[What this task involves]
Reproduce all the entries exactly.

===== Task data

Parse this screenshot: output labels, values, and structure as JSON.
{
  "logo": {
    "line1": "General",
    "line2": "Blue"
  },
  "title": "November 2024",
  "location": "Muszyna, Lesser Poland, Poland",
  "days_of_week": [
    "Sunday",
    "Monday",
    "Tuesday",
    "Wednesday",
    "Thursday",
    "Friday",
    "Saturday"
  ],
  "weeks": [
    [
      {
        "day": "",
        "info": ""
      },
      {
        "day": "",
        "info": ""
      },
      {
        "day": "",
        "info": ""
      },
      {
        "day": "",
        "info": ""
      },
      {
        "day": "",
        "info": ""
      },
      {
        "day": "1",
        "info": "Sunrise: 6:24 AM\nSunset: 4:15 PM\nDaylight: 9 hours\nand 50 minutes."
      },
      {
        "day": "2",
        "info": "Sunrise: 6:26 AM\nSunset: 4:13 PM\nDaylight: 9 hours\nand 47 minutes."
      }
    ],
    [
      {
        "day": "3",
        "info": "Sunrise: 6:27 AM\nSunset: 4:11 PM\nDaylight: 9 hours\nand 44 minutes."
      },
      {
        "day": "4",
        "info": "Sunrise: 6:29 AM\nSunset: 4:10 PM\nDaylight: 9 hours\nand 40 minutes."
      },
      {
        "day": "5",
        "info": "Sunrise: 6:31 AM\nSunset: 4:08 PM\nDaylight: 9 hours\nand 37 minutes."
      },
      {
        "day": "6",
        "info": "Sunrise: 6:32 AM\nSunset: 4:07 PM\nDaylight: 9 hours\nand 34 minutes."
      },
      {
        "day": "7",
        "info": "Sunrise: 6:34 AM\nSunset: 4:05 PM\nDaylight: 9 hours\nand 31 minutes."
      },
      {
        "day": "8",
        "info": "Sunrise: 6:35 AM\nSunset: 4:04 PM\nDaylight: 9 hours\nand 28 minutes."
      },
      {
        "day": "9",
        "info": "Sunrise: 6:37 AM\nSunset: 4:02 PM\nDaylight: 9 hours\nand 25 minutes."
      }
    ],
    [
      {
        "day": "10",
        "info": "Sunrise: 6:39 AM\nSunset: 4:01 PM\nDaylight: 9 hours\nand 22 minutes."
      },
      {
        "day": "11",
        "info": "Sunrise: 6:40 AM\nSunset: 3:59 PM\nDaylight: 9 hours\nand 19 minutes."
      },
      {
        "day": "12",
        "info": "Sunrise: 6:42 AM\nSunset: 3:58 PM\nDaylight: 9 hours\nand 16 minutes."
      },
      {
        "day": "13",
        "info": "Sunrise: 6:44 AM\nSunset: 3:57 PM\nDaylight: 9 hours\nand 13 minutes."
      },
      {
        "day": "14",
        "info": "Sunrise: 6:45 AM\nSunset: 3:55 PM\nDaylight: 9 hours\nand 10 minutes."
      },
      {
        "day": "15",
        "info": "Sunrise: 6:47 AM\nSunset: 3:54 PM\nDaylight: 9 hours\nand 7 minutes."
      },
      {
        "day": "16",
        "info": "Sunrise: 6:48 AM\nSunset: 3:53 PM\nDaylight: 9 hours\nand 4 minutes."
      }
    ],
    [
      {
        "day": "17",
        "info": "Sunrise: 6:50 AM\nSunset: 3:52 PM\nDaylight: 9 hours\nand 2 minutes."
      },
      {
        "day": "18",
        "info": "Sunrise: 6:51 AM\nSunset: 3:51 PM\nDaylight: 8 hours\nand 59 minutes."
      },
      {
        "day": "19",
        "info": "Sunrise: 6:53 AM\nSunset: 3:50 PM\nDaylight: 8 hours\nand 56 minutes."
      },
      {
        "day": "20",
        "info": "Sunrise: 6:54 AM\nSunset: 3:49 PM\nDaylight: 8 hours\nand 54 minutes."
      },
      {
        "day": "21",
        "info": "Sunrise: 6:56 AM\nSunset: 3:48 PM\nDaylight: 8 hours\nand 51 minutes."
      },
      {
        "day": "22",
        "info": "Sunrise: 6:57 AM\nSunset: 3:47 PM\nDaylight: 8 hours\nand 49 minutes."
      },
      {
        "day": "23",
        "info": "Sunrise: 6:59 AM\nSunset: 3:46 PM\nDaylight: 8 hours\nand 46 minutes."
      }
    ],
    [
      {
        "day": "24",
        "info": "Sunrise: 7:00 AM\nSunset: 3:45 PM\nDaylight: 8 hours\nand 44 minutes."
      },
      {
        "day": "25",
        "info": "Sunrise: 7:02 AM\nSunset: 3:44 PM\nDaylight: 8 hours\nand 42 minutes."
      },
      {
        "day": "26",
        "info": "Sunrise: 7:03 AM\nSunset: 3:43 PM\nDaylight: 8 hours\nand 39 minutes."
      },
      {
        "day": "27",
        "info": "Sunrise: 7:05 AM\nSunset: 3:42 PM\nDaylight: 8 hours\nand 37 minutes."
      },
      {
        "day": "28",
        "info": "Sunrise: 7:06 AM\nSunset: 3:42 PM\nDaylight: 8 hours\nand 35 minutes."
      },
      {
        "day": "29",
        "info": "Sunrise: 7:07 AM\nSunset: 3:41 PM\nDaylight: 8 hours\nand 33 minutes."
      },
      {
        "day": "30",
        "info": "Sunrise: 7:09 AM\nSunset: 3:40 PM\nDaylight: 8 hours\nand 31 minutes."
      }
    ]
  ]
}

==========

[Written answer]
Parse this screenshot: output labels, values, and structure as JSON.
{
  "logo": {
    "line1": "General",
    "line2": "Blue"
  },
  "title": "November 2024",
  "location": "Muszyna, Lesser Poland, Poland",
  "days_of_week": [
    "Sunday",
    "Monday",
    "Tuesday",
    "Wednesday",
    "Thursday",
    "Friday",
    "Saturday"
  ],
  "weeks": [
    [
      {
        "day": "",
        "info": ""
      },
      {
        "day": "",
        "info": ""
      },
      {
        "day": "",
        "info": ""
      },
      {
        "day": "",
        "info": ""
      },
      {
        "day": "",
        "info": ""
      },
      {
        "day": "1",
        "info": "Sunrise: 6:24 AM\nSunset: 4:15 PM\nDaylight: 9 hours\nand 50 minutes."
      },
      {
        "day": "2",
        "info": "Sunrise: 6:26 AM\nSunset: 4:13 PM\nDaylight: 9 hours\nand 47 minutes."
      }
    ],
    [
      {
        "day": "3",
        "info": "Sunrise: 6:27 AM\nSunset: 4:11 PM\nDaylight: 9 hours\nand 44 minutes."
      },
      {
        "day": "4",
        "info": "Sunrise: 6:29 AM\nSunset: 4:10 PM\nDaylight: 9 hours\nand 40 minutes."
      },
      {
        "day": "5",
        "info": "Sunrise: 6:31 AM\nSunset: 4:08 PM\nDaylight: 9 hours\nand 37 minutes."
      },
      {
        "day": "6",
        "info": "Sunrise: 6:32 AM\nSunset: 4:07 PM\nDaylight: 9 hours\nand 34 minutes."
      },
      {
        "day": "7",
        "info": "Sunrise: 6:34 AM\nSunset: 4:05 PM\nDaylight: 9 hours\nand 31 minutes."
      },
      {
        "day": "8",
        "info": "Sunrise: 6:35 AM\nSunset: 4:04 PM\nDaylight: 9 hours\nand 28 minutes."
      },
      {
        "day": "9",
        "info": "Sunrise: 6:37 AM\nSunset: 4:02 PM\nDaylight: 9 hours\nand 25 minutes."
      }
    ],
    [
      {
        "day": "10",
        "info": "Sunrise: 6:39 AM\nSunset: 4:01 PM\nDaylight: 9 hours\nand 22 minutes."
      },
      {
        "day": "11",
        "info": "Sunrise: 6:40 AM\nSunset: 3:59 PM\nDaylight: 9 hours\nand 19 minutes."
      },
      {
        "day": "12",
        "info": "Sunrise: 6:42 AM\nSunset: 3:58 PM\nDaylight: 9 hours\nand 16 minutes."
      },
      {
        "day": "13",
        "info": "Sunrise: 6:44 AM\nSunset: 3:57 PM\nDaylight: 9 hours\nand 13 minutes."
      },
      {
        "day": "14",
        "info": "Sunrise: 6:45 AM\nSunset: 3:55 PM\nDaylight: 9 hours\nand 10 minutes."
      },
      {
        "day": "15",
        "info": "Sunrise: 6:47 AM\nSunset: 3:54 PM\nDaylight: 9 hours\nand 7 minutes."
      },
      {
        "day": "16",
        "info": "Sunrise: 6:48 AM\nSunset: 3:53 PM\nDaylight: 9 hours\nand 4 minutes."
      }
    ],
    [
      {
        "day": "17",
        "info": "Sunrise: 6:50 AM\nSunset: 3:52 PM\nDaylight: 9 hours\nand 2 minutes."
      },
      {
        "day": "18",
        "info": "Sunrise: 6:51 AM\nSunset: 3:51 PM\nDaylight: 8 hours\nand 59 minutes."
      },
      {
        "day": "19",
        "info": "Sunrise: 6:53 AM\nSunset: 3:50 PM\nDaylight: 8 hours\nand 56 minutes."
      },
      {
        "day": "20",
        "info": "Sunrise: 6:54 AM\nSunset: 3:49 PM\nDaylight: 8 hours\nand 54 minutes."
      },
      {
        "day": "21",
        "info": "Sunrise: 6:56 AM\nSunset: 3:48 PM\nDaylight: 8 hours\nand 51 minutes."
      },
      {
        "day": "22",
        "info": "Sunrise: 6:57 AM\nSunset: 3:47 PM\nDaylight: 8 hours\nand 49 minutes."
      },
      {
        "day": "23",
        "info": "Sunrise: 6:59 AM\nSunset: 3:46 PM\nDaylight: 8 hours\nand 46 minutes."
      }
    ],
    [
      {
        "day": "24",
        "info": "Sunrise: 7:00 AM\nSunset: 3:45 PM\nDaylight: 8 hours\nand 44 minutes."
      },
      {
        "day": "25",
        "info": "Sunrise: 7:02 AM\nSunset: 3:44 PM\nDaylight: 8 hours\nand 42 minutes."
      },
      {
        "day": "26",
        "info": "Sunrise: 7:03 AM\nSunset: 3:43 PM\nDaylight: 8 hours\nand 39 minutes."
      },
      {
        "day": "27",
        "info": "Sunrise: 7:05 AM\nSunset: 3:42 PM\nDaylight: 8 hours\nand 37 minutes."
      },
      {
        "day": "28",
        "info": "Sunrise: 7:06 AM\nSunset: 3:42 PM\nDaylight: 8 hours\nand 35 minutes."
      },
      {
        "day": "29",
        "info": "Sunrise: 7:07 AM\nSunset: 3:41 PM\nDaylight: 8 hours\nand 33 minutes."
      },
      {
        "day": "30",
        "info": "Sunrise: 7:09 AM\nSunset: 3:40 PM\nDaylight: 8 hours\nand 31 minutes."
      }
    ]
  ]
}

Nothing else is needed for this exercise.